---------- Dataset excerpts
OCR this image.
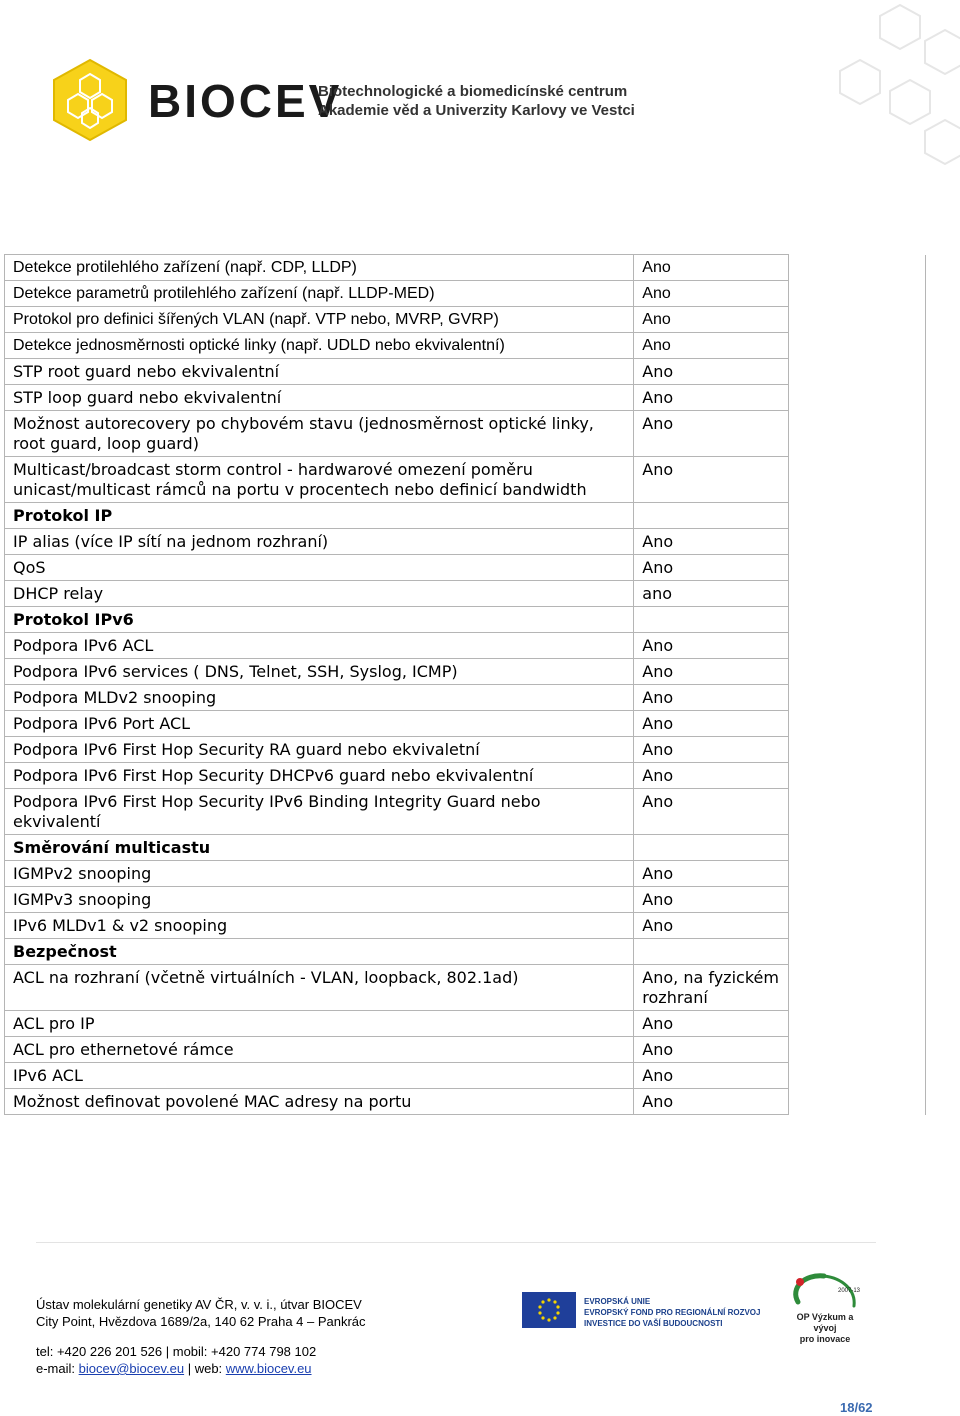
BIOCEV
Biotechnologické a biomedicínské centrum
Akademie věd a Univerzity Karlovy ve Vestci
Detekce protilehlého zařízení (např. CDP, LLDP)	Ano	
Detekce parametrů protilehlého zařízení (např. LLDP-MED)	Ano	
Protokol pro definici šířených VLAN (např. VTP nebo, MVRP, GVRP)	Ano	
Detekce jednosměrnosti optické linky (např. UDLD nebo ekvivalentní)	Ano	
STP root guard nebo ekvivalentní	Ano	
STP loop guard nebo ekvivalentní	Ano	
Možnost autorecovery po chybovém stavu (jednosměrnost optické linky, root guard, loop guard)	Ano	
Multicast/broadcast storm control - hardwarové omezení poměru unicast/multicast rámců na portu v procentech nebo definicí bandwidth	Ano	
Protokol IP		
IP alias (více IP sítí na jednom rozhraní)	Ano	
QoS	Ano	
DHCP relay	ano	
Protokol IPv6		
Podpora IPv6 ACL	Ano	
Podpora IPv6 services ( DNS, Telnet, SSH, Syslog, ICMP)	Ano	
Podpora MLDv2 snooping	Ano	
Podpora IPv6 Port ACL	Ano	
Podpora IPv6 First Hop Security RA guard nebo ekvivaletní	Ano	
Podpora IPv6 First Hop Security DHCPv6 guard nebo ekvivalentní	Ano	
Podpora IPv6 First Hop Security IPv6 Binding Integrity Guard nebo ekvivalentí	Ano	
Směrování multicastu		
IGMPv2 snooping	Ano	
IGMPv3 snooping	Ano	
IPv6 MLDv1 & v2 snooping	Ano	
Bezpečnost		
ACL na rozhraní (včetně virtuálních - VLAN, loopback, 802.1ad)	Ano, na fyzickém rozhraní	
ACL pro IP	Ano	
ACL pro ethernetové rámce	Ano	
IPv6 ACL	Ano	
Možnost definovat povolené MAC adresy na portu	Ano	
Ústav molekulární genetiky AV ČR, v. v. i., útvar BIOCEV
City Point, Hvězdova 1689/2a, 140 62 Praha 4 – Pankrác
tel: +420 226 201 526 | mobil: +420 774 798 102
e-mail: biocev@biocev.eu | web: www.biocev.eu
EVROPSKÁ UNIE
EVROPSKÝ FOND PRO REGIONÁLNÍ ROZVOJ
INVESTICE DO VAŠÍ BUDOUCNOSTI
2007-13
OP Výzkum a vývoj
pro inovace
18/62
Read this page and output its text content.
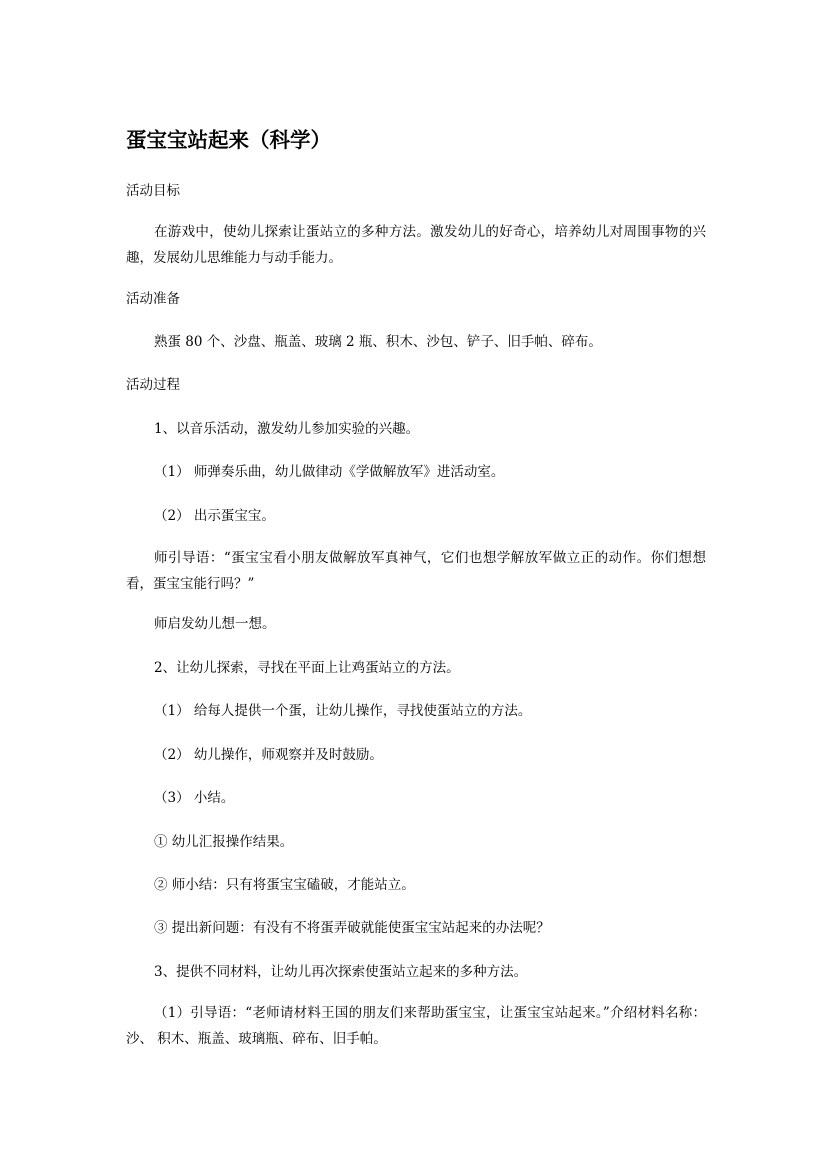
蛋宝宝站起来（科学）
活动目标
在游戏中，使幼儿探索让蛋站立的多种方法。激发幼儿的好奇心，培养幼儿对周围事物的兴趣，发展幼儿思维能力与动手能力。
活动准备
熟蛋 80 个、沙盘、瓶盖、玻璃 2 瓶、积木、沙包、铲子、旧手帕、碎布。
活动过程
1、以音乐活动，激发幼儿参加实验的兴趣。
（1） 师弹奏乐曲，幼儿做律动《学做解放军》进活动室。
（2） 出示蛋宝宝。
师引导语：“蛋宝宝看小朋友做解放军真神气，它们也想学解放军做立正的动作。你们想想看，蛋宝宝能行吗？”
师启发幼儿想一想。
2、让幼儿探索，寻找在平面上让鸡蛋站立的方法。
（1） 给每人提供一个蛋，让幼儿操作，寻找使蛋站立的方法。
（2） 幼儿操作，师观察并及时鼓励。
（3） 小结。
① 幼儿汇报操作结果。
② 师小结：只有将蛋宝宝磕破，才能站立。
③ 提出新问题：有没有不将蛋弄破就能使蛋宝宝站起来的办法呢？
3、提供不同材料，让幼儿再次探索使蛋站立起来的多种方法。
（1）引导语：“老师请材料王国的朋友们来帮助蛋宝宝，让蛋宝宝站起来。”介绍材料名称：沙、 积木、瓶盖、玻璃瓶、碎布、旧手帕。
--------------------
§ What is needed:
Copy every line of the data word for word, omitting the images.

§ Answer for the task:
OCR this image.
BIOCEV
Biotechnologické a biomedicínské centrum
Akademie věd a Univerzity Karlovy ve Vestci
Detekce protilehlého zařízení (např. CDP, LLDP)	Ano	
Detekce parametrů protilehlého zařízení (např. LLDP-MED)	Ano	
Protokol pro definici šířených VLAN (např. VTP nebo, MVRP, GVRP)	Ano	
Detekce jednosměrnosti optické linky (např. UDLD nebo ekvivalentní)	Ano	
STP root guard nebo ekvivalentní	Ano	
STP loop guard nebo ekvivalentní	Ano	
Možnost autorecovery po chybovém stavu (jednosměrnost optické linky, root guard, loop guard)	Ano	
Multicast/broadcast storm control - hardwarové omezení poměru unicast/multicast rámců na portu v procentech nebo definicí bandwidth	Ano	
Protokol IP		
IP alias (více IP sítí na jednom rozhraní)	Ano	
QoS	Ano	
DHCP relay	ano	
Protokol IPv6		
Podpora IPv6 ACL	Ano	
Podpora IPv6 services ( DNS, Telnet, SSH, Syslog, ICMP)	Ano	
Podpora MLDv2 snooping	Ano	
Podpora IPv6 Port ACL	Ano	
Podpora IPv6 First Hop Security RA guard nebo ekvivaletní	Ano	
Podpora IPv6 First Hop Security DHCPv6 guard nebo ekvivalentní	Ano	
Podpora IPv6 First Hop Security IPv6 Binding Integrity Guard nebo ekvivalentí	Ano	
Směrování multicastu		
IGMPv2 snooping	Ano	
IGMPv3 snooping	Ano	
IPv6 MLDv1 & v2 snooping	Ano	
Bezpečnost		
ACL na rozhraní (včetně virtuálních - VLAN, loopback, 802.1ad)	Ano, na fyzickém rozhraní	
ACL pro IP	Ano	
ACL pro ethernetové rámce	Ano	
IPv6 ACL	Ano	
Možnost definovat povolené MAC adresy na portu	Ano	
Ústav molekulární genetiky AV ČR, v. v. i., útvar BIOCEV
City Point, Hvězdova 1689/2a, 140 62 Praha 4 – Pankrác
tel: +420 226 201 526 | mobil: +420 774 798 102
e-mail: biocev@biocev.eu | web: www.biocev.eu
EVROPSKÁ UNIE
EVROPSKÝ FOND PRO REGIONÁLNÍ ROZVOJ
INVESTICE DO VAŠÍ BUDOUCNOSTI
2007-13
OP Výzkum a vývoj
pro inovace
18/62
Read this page and output its text content.
蛋宝宝站起来（科学）
活动目标
在游戏中，使幼儿探索让蛋站立的多种方法。激发幼儿的好奇心，培养幼儿对周围事物的兴趣，发展幼儿思维能力与动手能力。
活动准备
熟蛋 80 个、沙盘、瓶盖、玻璃 2 瓶、积木、沙包、铲子、旧手帕、碎布。
活动过程
1、以音乐活动，激发幼儿参加实验的兴趣。
（1） 师弹奏乐曲，幼儿做律动《学做解放军》进活动室。
（2） 出示蛋宝宝。
师引导语：“蛋宝宝看小朋友做解放军真神气，它们也想学解放军做立正的动作。你们想想看，蛋宝宝能行吗？”
师启发幼儿想一想。
2、让幼儿探索，寻找在平面上让鸡蛋站立的方法。
（1） 给每人提供一个蛋，让幼儿操作，寻找使蛋站立的方法。
（2） 幼儿操作，师观察并及时鼓励。
（3） 小结。
① 幼儿汇报操作结果。
② 师小结：只有将蛋宝宝磕破，才能站立。
③ 提出新问题：有没有不将蛋弄破就能使蛋宝宝站起来的办法呢？
3、提供不同材料，让幼儿再次探索使蛋站立起来的多种方法。
（1）引导语：“老师请材料王国的朋友们来帮助蛋宝宝，让蛋宝宝站起来。”介绍材料名称：沙、 积木、瓶盖、玻璃瓶、碎布、旧手帕。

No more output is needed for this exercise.